─── Belge ───

Ama yine de “tacizci” müdür ve İlçe Milli Eğitim Müdürlüğündeki çemiş saz arkadaşları, “denize düşen yılana sarılır” misali, son bir gayretle “iftira” ve komplo” yalanına sarılmakta gecikmediler.  İmza kampanyaları düzenlediler. Yalan bilgilerle haberler yaptırıp yayınlattılar. Sosyal medya üzerinden fosseptik çukuruna dönüşmüş olan içlerindeki pislikleri küfürler, tehditler ve hakaretler eşliğinde birilerine kustular. Ama nafileydi. Son gayretleri de işe yaramamıştı. 

Olay idari soruşturmayı aşmış, savcılık soruşturmasına dönüşmüştü artık. Ve “tacizci” müdür hakkında yeni iddialar ortalıkta kol gezmeye başlamıştı. Soruşturmayı yürüten savcı, İlçe Milli Eğitim Müdürlüğünden, erkek öğrencilere cinsel tacizde bulunduğu iddia edilen müdürün özlük dosyasını istemişti. O da ne? Dosyada olması gereken “cinsel taciz” cezasının belgesi dosyada yoktu. 

Taciz Ceza Belgesi Nerede? 

Peki; ne olmuştu? Dosyada olması gereken ve “tacizci” müdürün, erkek öğrencisine cinsel tacizde bulunduğunun “sübuta erdiği”ni bildiren bu ceza belgesi neden yoktu? Bu belgeyi kim ya da kimler ortadan kaldırmıştı? İlçe Milli Eğitim Müdürlüğünün önünden geçen “Sarı çizmeli Mehmet ağa”lar mı?  İlçe Milli Eğitim Müdürlüğünü yöneten çemişler korkuluk muydu? Yoksa bu işte asıl dahli olanlar onlar mıydı?

─── Çıkarılan Kayıtlar ───

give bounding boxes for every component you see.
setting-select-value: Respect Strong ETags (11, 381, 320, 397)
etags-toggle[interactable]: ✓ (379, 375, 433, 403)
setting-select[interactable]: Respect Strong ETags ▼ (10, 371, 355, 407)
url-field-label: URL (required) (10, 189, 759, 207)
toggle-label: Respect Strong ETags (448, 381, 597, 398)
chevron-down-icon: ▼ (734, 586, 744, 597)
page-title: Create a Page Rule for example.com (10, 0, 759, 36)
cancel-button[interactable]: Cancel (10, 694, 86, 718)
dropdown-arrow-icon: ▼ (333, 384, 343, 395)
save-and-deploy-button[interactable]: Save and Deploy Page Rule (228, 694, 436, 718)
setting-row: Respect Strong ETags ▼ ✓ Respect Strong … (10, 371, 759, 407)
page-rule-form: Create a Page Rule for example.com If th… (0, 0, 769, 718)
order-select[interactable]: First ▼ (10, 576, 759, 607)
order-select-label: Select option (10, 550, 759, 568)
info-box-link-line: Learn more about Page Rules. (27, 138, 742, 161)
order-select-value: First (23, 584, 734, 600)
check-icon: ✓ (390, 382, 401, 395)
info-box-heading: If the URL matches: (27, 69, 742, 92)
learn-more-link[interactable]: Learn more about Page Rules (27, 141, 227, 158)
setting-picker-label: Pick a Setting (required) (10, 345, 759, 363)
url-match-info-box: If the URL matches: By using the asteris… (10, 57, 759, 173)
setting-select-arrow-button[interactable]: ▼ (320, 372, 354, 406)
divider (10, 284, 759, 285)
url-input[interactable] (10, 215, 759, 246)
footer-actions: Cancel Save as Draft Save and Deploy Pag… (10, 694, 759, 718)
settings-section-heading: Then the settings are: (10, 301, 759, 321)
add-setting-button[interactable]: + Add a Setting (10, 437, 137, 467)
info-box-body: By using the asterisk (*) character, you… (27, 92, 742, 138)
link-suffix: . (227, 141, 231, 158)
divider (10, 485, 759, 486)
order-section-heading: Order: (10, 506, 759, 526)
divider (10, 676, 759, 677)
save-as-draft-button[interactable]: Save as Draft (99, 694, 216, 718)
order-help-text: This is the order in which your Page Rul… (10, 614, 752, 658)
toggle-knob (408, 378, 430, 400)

───

* **Alıştırma**: Belgeye göre soruşturmayı yürüten savcı, İlçe Milli Eğitim Müdürlüğünden neyi istemişti? Lütfen tek cümleyle yanıtlayın.

* **Yanıt**: Savcı, erkek öğrencilere cinsel tacizde bulunduğu iddia edilen müdürün özlük dosyasını istemişti.